## [To be done]
Scan the following material for the string "добычи" and copy each line in which it appears.

Collected data:
○ ○ ○ ○ ○ ○ ○

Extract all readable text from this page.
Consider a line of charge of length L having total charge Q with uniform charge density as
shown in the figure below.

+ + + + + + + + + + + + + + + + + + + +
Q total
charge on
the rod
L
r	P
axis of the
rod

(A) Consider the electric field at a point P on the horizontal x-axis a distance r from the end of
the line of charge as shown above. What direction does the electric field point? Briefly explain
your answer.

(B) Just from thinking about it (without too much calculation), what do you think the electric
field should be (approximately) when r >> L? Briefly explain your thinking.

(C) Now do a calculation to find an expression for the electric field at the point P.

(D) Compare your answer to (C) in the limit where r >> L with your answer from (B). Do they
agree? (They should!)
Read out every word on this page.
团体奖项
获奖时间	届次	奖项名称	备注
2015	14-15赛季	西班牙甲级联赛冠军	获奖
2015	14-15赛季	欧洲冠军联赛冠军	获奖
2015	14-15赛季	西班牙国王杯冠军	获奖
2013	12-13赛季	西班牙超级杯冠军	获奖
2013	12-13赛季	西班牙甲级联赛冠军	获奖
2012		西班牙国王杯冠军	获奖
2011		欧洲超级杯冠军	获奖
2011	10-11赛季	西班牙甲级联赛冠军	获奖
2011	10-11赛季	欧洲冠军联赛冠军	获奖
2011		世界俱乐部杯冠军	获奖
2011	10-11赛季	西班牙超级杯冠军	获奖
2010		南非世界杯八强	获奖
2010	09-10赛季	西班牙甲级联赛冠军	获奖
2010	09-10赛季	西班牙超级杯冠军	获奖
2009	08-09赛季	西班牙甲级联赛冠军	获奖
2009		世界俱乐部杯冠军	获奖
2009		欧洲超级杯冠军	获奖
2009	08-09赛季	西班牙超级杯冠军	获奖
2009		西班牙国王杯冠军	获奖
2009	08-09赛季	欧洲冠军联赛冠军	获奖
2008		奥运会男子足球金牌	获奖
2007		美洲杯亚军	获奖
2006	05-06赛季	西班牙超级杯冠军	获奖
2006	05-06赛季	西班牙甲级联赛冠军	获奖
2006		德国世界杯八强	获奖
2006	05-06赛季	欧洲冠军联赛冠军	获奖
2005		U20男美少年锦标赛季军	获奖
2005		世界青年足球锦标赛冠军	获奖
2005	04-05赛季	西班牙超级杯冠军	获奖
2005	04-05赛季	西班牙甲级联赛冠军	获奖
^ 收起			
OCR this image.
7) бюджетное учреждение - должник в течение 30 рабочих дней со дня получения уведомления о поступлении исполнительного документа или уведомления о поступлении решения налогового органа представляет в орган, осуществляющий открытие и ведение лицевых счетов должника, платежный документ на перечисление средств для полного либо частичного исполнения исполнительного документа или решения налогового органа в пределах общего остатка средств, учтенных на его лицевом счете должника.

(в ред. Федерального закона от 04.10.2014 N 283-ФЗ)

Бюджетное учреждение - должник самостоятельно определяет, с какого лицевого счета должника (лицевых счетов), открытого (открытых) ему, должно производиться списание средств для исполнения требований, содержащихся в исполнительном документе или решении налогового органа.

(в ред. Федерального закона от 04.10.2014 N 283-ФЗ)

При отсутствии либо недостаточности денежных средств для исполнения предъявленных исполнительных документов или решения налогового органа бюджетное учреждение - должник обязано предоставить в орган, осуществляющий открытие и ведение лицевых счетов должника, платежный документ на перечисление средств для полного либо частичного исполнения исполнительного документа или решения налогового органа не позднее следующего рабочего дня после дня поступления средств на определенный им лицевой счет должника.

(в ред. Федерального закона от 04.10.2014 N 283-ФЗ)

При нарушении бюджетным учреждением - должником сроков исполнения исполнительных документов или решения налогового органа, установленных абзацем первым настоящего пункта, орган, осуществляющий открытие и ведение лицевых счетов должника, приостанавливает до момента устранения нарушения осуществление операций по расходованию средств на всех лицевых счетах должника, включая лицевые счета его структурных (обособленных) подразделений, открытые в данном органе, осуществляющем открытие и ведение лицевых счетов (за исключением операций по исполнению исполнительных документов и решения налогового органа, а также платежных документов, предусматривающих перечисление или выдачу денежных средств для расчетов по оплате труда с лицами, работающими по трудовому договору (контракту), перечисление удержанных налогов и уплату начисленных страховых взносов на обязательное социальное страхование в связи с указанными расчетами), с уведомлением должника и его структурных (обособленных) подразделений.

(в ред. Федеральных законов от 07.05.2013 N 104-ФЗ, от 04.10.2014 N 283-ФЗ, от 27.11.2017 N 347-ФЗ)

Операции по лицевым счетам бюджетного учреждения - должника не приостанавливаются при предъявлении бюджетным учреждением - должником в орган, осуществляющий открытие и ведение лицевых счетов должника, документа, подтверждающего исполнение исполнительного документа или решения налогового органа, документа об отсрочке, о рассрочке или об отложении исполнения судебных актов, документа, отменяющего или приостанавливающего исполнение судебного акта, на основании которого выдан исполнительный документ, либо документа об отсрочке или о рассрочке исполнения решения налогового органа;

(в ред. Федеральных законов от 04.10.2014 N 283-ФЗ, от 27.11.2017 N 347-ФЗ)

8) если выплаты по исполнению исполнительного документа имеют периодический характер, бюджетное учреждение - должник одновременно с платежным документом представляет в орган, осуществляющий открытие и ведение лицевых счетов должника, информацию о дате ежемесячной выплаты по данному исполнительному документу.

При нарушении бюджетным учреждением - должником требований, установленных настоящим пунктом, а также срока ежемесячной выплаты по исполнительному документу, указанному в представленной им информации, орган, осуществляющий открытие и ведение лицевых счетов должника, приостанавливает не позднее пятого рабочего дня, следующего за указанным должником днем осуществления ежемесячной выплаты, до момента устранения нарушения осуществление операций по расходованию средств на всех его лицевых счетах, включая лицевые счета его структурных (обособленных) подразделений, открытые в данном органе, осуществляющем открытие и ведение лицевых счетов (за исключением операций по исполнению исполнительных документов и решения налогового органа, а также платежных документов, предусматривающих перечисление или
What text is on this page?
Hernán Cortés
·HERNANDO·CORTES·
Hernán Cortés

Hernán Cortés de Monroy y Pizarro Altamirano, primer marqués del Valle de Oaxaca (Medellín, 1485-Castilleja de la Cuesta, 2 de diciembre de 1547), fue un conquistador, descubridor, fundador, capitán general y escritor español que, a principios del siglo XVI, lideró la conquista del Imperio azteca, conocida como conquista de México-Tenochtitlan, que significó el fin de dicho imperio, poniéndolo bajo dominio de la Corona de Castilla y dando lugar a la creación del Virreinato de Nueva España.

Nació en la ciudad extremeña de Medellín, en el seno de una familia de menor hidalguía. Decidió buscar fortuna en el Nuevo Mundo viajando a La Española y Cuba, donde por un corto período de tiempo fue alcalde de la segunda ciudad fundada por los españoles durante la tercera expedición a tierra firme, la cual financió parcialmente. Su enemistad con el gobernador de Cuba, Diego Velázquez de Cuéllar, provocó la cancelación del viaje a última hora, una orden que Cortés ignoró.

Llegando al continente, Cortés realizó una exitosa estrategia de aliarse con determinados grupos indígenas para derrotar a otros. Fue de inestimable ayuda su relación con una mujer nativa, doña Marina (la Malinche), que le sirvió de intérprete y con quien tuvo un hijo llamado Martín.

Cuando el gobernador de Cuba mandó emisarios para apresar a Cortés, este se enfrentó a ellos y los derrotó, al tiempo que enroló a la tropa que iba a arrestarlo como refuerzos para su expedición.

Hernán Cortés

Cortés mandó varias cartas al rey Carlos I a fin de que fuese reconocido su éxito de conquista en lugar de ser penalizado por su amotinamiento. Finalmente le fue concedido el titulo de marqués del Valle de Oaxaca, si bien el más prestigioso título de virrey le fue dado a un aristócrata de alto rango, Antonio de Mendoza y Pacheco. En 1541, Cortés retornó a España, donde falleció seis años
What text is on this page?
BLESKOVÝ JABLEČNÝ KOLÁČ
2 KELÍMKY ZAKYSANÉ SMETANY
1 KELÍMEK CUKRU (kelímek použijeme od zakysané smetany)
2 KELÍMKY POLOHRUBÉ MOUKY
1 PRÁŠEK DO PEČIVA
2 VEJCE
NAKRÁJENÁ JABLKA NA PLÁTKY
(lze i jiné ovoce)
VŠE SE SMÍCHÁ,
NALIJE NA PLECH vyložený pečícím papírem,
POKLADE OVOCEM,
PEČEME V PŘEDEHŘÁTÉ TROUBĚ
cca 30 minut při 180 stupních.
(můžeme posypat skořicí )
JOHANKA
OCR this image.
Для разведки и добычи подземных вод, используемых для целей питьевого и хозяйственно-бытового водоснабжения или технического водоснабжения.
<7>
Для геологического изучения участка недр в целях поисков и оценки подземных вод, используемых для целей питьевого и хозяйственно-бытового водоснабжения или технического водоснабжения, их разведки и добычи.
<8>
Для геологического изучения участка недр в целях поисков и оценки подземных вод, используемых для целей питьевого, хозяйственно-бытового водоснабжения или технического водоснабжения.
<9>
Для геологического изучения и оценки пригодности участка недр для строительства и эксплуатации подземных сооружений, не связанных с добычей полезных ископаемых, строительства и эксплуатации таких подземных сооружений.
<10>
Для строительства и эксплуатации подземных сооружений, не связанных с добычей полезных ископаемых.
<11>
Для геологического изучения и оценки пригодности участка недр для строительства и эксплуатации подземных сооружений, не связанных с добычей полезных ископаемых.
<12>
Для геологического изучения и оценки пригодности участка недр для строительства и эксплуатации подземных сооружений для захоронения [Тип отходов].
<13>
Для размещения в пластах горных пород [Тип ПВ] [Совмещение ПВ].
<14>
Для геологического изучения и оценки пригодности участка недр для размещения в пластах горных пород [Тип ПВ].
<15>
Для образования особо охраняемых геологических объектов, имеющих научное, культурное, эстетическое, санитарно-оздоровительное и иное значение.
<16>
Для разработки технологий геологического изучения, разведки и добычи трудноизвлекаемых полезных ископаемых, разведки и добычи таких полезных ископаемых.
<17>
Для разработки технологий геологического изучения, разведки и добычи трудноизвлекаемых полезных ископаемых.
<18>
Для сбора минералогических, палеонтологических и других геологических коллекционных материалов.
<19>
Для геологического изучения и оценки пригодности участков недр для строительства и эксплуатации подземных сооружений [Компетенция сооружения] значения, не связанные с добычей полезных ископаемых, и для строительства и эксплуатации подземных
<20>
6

○ ○ ○ ○ ○ ○ ○

## [Complete response]
Для разведки и добычи подземных вод, используемых для целей питьевого и хозяйственно-бытового водоснабжения или технического водоснабжения.
Для геологического изучения участка недр в целях поисков и оценки подземных вод, используемых для целей питьевого и хозяйственно-бытового водоснабжения или технического водоснабжения, их разведки и добычи.
Для разработки технологий геологического изучения, разведки и добычи трудноизвлекаемых полезных ископаемых, разведки и добычи таких полезных ископаемых.
Для разработки технологий геологического изучения, разведки и добычи трудноизвлекаемых полезных ископаемых.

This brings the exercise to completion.